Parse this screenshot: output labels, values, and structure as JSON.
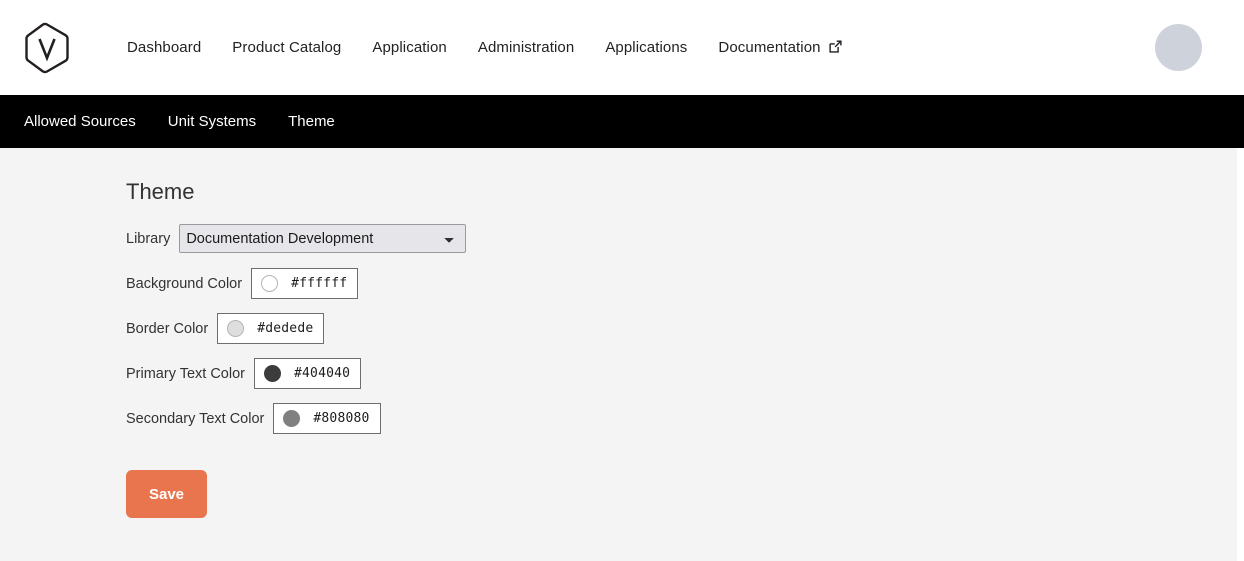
{
  "header": {
    "logo_icon": "hexagon-v-logo",
    "nav": [
      {
        "label": "Dashboard",
        "icon": null
      },
      {
        "label": "Product Catalog",
        "icon": null
      },
      {
        "label": "Application",
        "icon": null
      },
      {
        "label": "Administration",
        "icon": null
      },
      {
        "label": "Applications",
        "icon": null
      },
      {
        "label": "Documentation",
        "icon": "external-link-icon"
      }
    ],
    "avatar_label": ""
  },
  "subnav": {
    "items": [
      {
        "label": "Allowed Sources"
      },
      {
        "label": "Unit Systems"
      },
      {
        "label": "Theme"
      }
    ]
  },
  "main": {
    "title": "Theme",
    "library": {
      "label": "Library",
      "selected": "Documentation Development",
      "options": [
        "Documentation Development"
      ]
    },
    "colors": [
      {
        "label": "Background Color",
        "value": "#ffffff",
        "swatch": "#ffffff"
      },
      {
        "label": "Border Color",
        "value": "#dedede",
        "swatch": "#dedede"
      },
      {
        "label": "Primary Text Color",
        "value": "#404040",
        "swatch": "#404040"
      },
      {
        "label": "Secondary Text Color",
        "value": "#808080",
        "swatch": "#808080"
      }
    ],
    "save_label": "Save"
  },
  "theme": {
    "accent": "#e8754d",
    "subnav_bg": "#000000",
    "content_bg": "#f4f4f4"
  }
}
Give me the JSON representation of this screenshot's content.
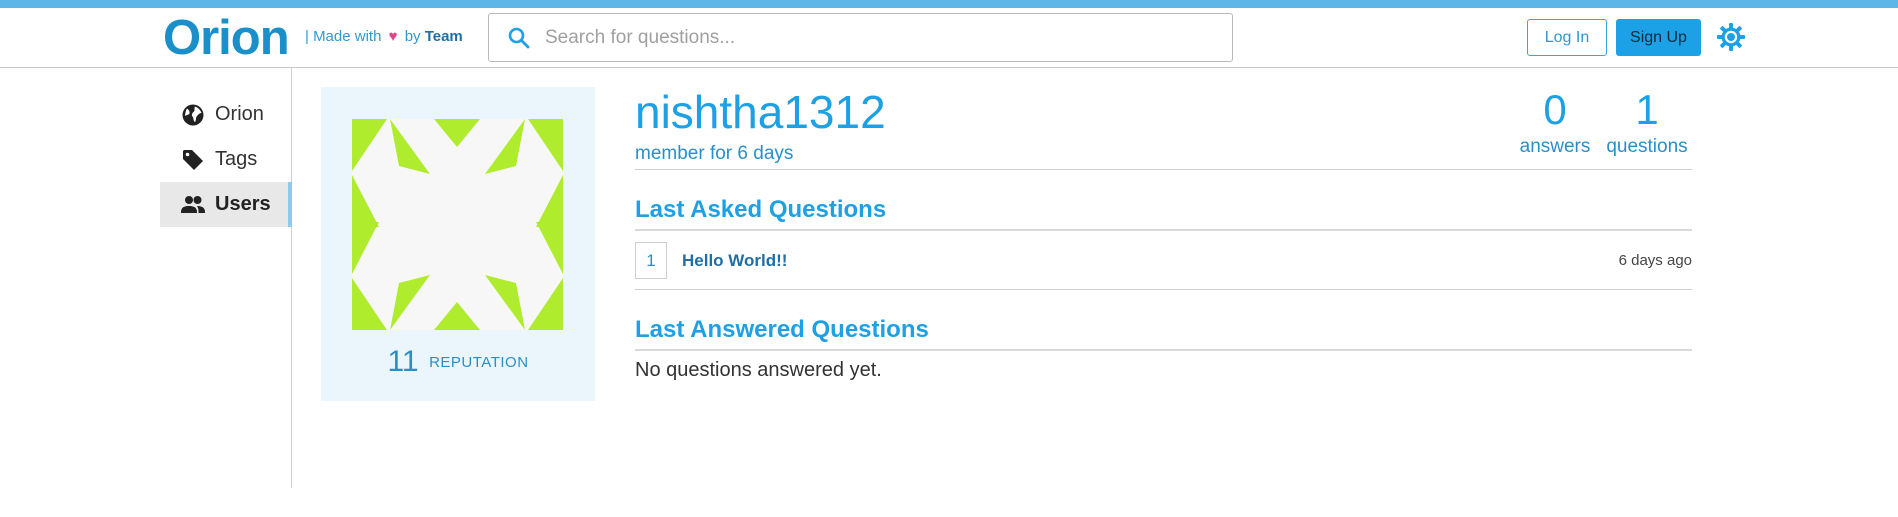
{
  "header": {
    "logo": "Orion",
    "made_prefix": "| Made with",
    "heart": "♥",
    "by": "by",
    "team": "Team",
    "search_placeholder": "Search for questions...",
    "login_label": "Log In",
    "signup_label": "Sign Up"
  },
  "sidebar": {
    "items": [
      {
        "label": "Orion",
        "icon": "globe-icon"
      },
      {
        "label": "Tags",
        "icon": "tag-icon"
      },
      {
        "label": "Users",
        "icon": "users-icon",
        "active": true
      }
    ]
  },
  "profile": {
    "reputation_value": "11",
    "reputation_label": "REPUTATION",
    "username": "nishtha1312",
    "member_since": "member for 6 days",
    "answers_count": "0",
    "answers_label": "answers",
    "questions_count": "1",
    "questions_label": "questions"
  },
  "last_asked": {
    "title": "Last Asked Questions",
    "questions": [
      {
        "count": "1",
        "title": "Hello World!!",
        "time": "6 days ago"
      }
    ]
  },
  "last_answered": {
    "title": "Last Answered Questions",
    "empty_text": "No questions answered yet."
  },
  "colors": {
    "accent": "#1ea0e4",
    "avatar_green": "#b0ec2e",
    "card_bg": "#eaf5fc"
  }
}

### What you need to do
Extract the full listing above verbatim; pictures are to be left out of the copy.

### Task answer
Parse this screenshot: output labels, values, and structure as JSON.
{
  "header": {
    "logo_icon": "hexagon-v-logo",
    "nav": [
      {
        "label": "Dashboard",
        "icon": null
      },
      {
        "label": "Product Catalog",
        "icon": null
      },
      {
        "label": "Application",
        "icon": null
      },
      {
        "label": "Administration",
        "icon": null
      },
      {
        "label": "Applications",
        "icon": null
      },
      {
        "label": "Documentation",
        "icon": "external-link-icon"
      }
    ],
    "avatar_label": ""
  },
  "subnav": {
    "items": [
      {
        "label": "Allowed Sources"
      },
      {
        "label": "Unit Systems"
      },
      {
        "label": "Theme"
      }
    ]
  },
  "main": {
    "title": "Theme",
    "library": {
      "label": "Library",
      "selected": "Documentation Development",
      "options": [
        "Documentation Development"
      ]
    },
    "colors": [
      {
        "label": "Background Color",
        "value": "#ffffff",
        "swatch": "#ffffff"
      },
      {
        "label": "Border Color",
        "value": "#dedede",
        "swatch": "#dedede"
      },
      {
        "label": "Primary Text Color",
        "value": "#404040",
        "swatch": "#404040"
      },
      {
        "label": "Secondary Text Color",
        "value": "#808080",
        "swatch": "#808080"
      }
    ],
    "save_label": "Save"
  },
  "theme": {
    "accent": "#e8754d",
    "subnav_bg": "#000000",
    "content_bg": "#f4f4f4"
  }
}
Give me the JSON representation of this screenshot's content.
{
  "header": {
    "logo": "Orion",
    "made_prefix": "| Made with",
    "heart": "♥",
    "by": "by",
    "team": "Team",
    "search_placeholder": "Search for questions...",
    "login_label": "Log In",
    "signup_label": "Sign Up"
  },
  "sidebar": {
    "items": [
      {
        "label": "Orion",
        "icon": "globe-icon"
      },
      {
        "label": "Tags",
        "icon": "tag-icon"
      },
      {
        "label": "Users",
        "icon": "users-icon",
        "active": true
      }
    ]
  },
  "profile": {
    "reputation_value": "11",
    "reputation_label": "REPUTATION",
    "username": "nishtha1312",
    "member_since": "member for 6 days",
    "answers_count": "0",
    "answers_label": "answers",
    "questions_count": "1",
    "questions_label": "questions"
  },
  "last_asked": {
    "title": "Last Asked Questions",
    "questions": [
      {
        "count": "1",
        "title": "Hello World!!",
        "time": "6 days ago"
      }
    ]
  },
  "last_answered": {
    "title": "Last Answered Questions",
    "empty_text": "No questions answered yet."
  },
  "colors": {
    "accent": "#1ea0e4",
    "avatar_green": "#b0ec2e",
    "card_bg": "#eaf5fc"
  }
}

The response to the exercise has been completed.